Can you retype every record below exactly as written?

-- Start --

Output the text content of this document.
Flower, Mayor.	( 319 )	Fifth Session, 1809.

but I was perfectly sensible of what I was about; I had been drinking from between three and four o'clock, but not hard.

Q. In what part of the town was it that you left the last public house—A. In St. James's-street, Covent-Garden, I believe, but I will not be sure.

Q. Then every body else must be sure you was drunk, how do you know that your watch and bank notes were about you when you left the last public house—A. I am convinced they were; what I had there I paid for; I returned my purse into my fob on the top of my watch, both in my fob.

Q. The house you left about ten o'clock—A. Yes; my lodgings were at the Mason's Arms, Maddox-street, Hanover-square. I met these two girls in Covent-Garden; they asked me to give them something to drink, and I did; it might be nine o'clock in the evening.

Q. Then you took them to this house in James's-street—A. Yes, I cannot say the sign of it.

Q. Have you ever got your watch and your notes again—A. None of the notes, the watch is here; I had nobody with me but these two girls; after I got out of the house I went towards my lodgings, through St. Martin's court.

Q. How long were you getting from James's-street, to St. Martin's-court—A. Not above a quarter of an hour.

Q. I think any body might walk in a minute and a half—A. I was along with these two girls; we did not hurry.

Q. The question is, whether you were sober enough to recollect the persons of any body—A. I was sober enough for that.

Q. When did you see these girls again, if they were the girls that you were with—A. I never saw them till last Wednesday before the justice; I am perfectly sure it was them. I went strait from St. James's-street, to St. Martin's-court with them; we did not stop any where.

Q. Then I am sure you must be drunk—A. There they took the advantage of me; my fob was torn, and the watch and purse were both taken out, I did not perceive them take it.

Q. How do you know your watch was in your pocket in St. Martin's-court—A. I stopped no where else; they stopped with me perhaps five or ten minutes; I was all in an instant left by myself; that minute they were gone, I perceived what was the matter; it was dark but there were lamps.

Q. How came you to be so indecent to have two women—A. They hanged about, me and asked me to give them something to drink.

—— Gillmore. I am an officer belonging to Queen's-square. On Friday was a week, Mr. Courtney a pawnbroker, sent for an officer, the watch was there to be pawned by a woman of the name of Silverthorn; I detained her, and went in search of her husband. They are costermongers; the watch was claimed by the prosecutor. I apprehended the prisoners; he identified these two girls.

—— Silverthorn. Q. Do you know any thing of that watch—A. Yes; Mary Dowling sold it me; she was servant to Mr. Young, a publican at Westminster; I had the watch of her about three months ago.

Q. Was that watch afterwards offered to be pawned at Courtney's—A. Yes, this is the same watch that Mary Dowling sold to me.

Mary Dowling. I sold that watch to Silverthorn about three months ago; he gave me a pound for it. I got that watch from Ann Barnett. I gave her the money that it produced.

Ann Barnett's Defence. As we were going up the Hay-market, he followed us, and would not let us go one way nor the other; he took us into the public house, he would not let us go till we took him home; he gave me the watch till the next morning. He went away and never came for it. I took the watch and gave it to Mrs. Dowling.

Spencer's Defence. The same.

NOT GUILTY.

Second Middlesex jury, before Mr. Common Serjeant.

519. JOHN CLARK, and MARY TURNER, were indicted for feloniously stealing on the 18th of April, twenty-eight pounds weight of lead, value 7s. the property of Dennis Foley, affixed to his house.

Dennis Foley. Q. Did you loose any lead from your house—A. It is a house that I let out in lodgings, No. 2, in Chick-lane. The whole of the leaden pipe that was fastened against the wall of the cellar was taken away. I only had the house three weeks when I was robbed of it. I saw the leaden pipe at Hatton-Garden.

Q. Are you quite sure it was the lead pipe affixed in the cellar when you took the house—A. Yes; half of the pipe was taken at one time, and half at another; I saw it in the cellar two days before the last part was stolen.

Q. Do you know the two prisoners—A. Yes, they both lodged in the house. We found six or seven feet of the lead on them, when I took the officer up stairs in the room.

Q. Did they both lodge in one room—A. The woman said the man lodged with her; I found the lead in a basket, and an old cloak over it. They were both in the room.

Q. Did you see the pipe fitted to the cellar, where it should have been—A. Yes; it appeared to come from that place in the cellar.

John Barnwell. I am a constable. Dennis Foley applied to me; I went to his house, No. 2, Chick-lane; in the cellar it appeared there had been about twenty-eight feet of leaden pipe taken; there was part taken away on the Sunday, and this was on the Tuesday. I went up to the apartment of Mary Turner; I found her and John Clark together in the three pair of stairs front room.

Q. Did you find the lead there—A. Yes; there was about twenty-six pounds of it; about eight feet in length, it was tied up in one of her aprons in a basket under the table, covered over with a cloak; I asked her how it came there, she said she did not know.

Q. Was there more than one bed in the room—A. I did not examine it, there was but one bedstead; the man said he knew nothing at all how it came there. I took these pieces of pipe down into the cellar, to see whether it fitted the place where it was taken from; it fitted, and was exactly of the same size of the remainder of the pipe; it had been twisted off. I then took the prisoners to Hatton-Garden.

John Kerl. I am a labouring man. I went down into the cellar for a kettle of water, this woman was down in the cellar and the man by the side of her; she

-- End --

(TASK SOLUTION):
Output the text content of this document.
Flower, Mayor.	( 319 )	Fifth Session, 1809.

but I was perfectly sensible of what I was about; I had been drinking from between three and four o'clock, but not hard.

Q. In what part of the town was it that you left the last public house—A. In St. James's-street, Covent-Garden, I believe, but I will not be sure.

Q. Then every body else must be sure you was drunk, how do you know that your watch and bank notes were about you when you left the last public house—A. I am convinced they were; what I had there I paid for; I returned my purse into my fob on the top of my watch, both in my fob.

Q. The house you left about ten o'clock—A. Yes; my lodgings were at the Mason's Arms, Maddox-street, Hanover-square. I met these two girls in Covent-Garden; they asked me to give them something to drink, and I did; it might be nine o'clock in the evening.

Q. Then you took them to this house in James's-street—A. Yes, I cannot say the sign of it.

Q. Have you ever got your watch and your notes again—A. None of the notes, the watch is here; I had nobody with me but these two girls; after I got out of the house I went towards my lodgings, through St. Martin's court.

Q. How long were you getting from James's-street, to St. Martin's-court—A. Not above a quarter of an hour.

Q. I think any body might walk in a minute and a half—A. I was along with these two girls; we did not hurry.

Q. The question is, whether you were sober enough to recollect the persons of any body—A. I was sober enough for that.

Q. When did you see these girls again, if they were the girls that you were with—A. I never saw them till last Wednesday before the justice; I am perfectly sure it was them. I went strait from St. James's-street, to St. Martin's-court with them; we did not stop any where.

Q. Then I am sure you must be drunk—A. There they took the advantage of me; my fob was torn, and the watch and purse were both taken out, I did not perceive them take it.

Q. How do you know your watch was in your pocket in St. Martin's-court—A. I stopped no where else; they stopped with me perhaps five or ten minutes; I was all in an instant left by myself; that minute they were gone, I perceived what was the matter; it was dark but there were lamps.

Q. How came you to be so indecent to have two women—A. They hanged about, me and asked me to give them something to drink.

—— Gillmore. I am an officer belonging to Queen's-square. On Friday was a week, Mr. Courtney a pawnbroker, sent for an officer, the watch was there to be pawned by a woman of the name of Silverthorn; I detained her, and went in search of her husband. They are costermongers; the watch was claimed by the prosecutor. I apprehended the prisoners; he identified these two girls.

—— Silverthorn. Q. Do you know any thing of that watch—A. Yes; Mary Dowling sold it me; she was servant to Mr. Young, a publican at Westminster; I had the watch of her about three months ago.

Q. Was that watch afterwards offered to be pawned at Courtney's—A. Yes, this is the same watch that Mary Dowling sold to me.

Mary Dowling. I sold that watch to Silverthorn about three months ago; he gave me a pound for it. I got that watch from Ann Barnett. I gave her the money that it produced.

Ann Barnett's Defence. As we were going up the Hay-market, he followed us, and would not let us go one way nor the other; he took us into the public house, he would not let us go till we took him home; he gave me the watch till the next morning. He went away and never came for it. I took the watch and gave it to Mrs. Dowling.

Spencer's Defence. The same.

NOT GUILTY.

Second Middlesex jury, before Mr. Common Serjeant.

519. JOHN CLARK, and MARY TURNER, were indicted for feloniously stealing on the 18th of April, twenty-eight pounds weight of lead, value 7s. the property of Dennis Foley, affixed to his house.

Dennis Foley. Q. Did you loose any lead from your house—A. It is a house that I let out in lodgings, No. 2, in Chick-lane. The whole of the leaden pipe that was fastened against the wall of the cellar was taken away. I only had the house three weeks when I was robbed of it. I saw the leaden pipe at Hatton-Garden.

Q. Are you quite sure it was the lead pipe affixed in the cellar when you took the house—A. Yes; half of the pipe was taken at one time, and half at another; I saw it in the cellar two days before the last part was stolen.

Q. Do you know the two prisoners—A. Yes, they both lodged in the house. We found six or seven feet of the lead on them, when I took the officer up stairs in the room.

Q. Did they both lodge in one room—A. The woman said the man lodged with her; I found the lead in a basket, and an old cloak over it. They were both in the room.

Q. Did you see the pipe fitted to the cellar, where it should have been—A. Yes; it appeared to come from that place in the cellar.

John Barnwell. I am a constable. Dennis Foley applied to me; I went to his house, No. 2, Chick-lane; in the cellar it appeared there had been about twenty-eight feet of leaden pipe taken; there was part taken away on the Sunday, and this was on the Tuesday. I went up to the apartment of Mary Turner; I found her and John Clark together in the three pair of stairs front room.

Q. Did you find the lead there—A. Yes; there was about twenty-six pounds of it; about eight feet in length, it was tied up in one of her aprons in a basket under the table, covered over with a cloak; I asked her how it came there, she said she did not know.

Q. Was there more than one bed in the room—A. I did not examine it, there was but one bedstead; the man said he knew nothing at all how it came there. I took these pieces of pipe down into the cellar, to see whether it fitted the place where it was taken from; it fitted, and was exactly of the same size of the remainder of the pipe; it had been twisted off. I then took the prisoners to Hatton-Garden.

John Kerl. I am a labouring man. I went down into the cellar for a kettle of water, this woman was down in the cellar and the man by the side of her; she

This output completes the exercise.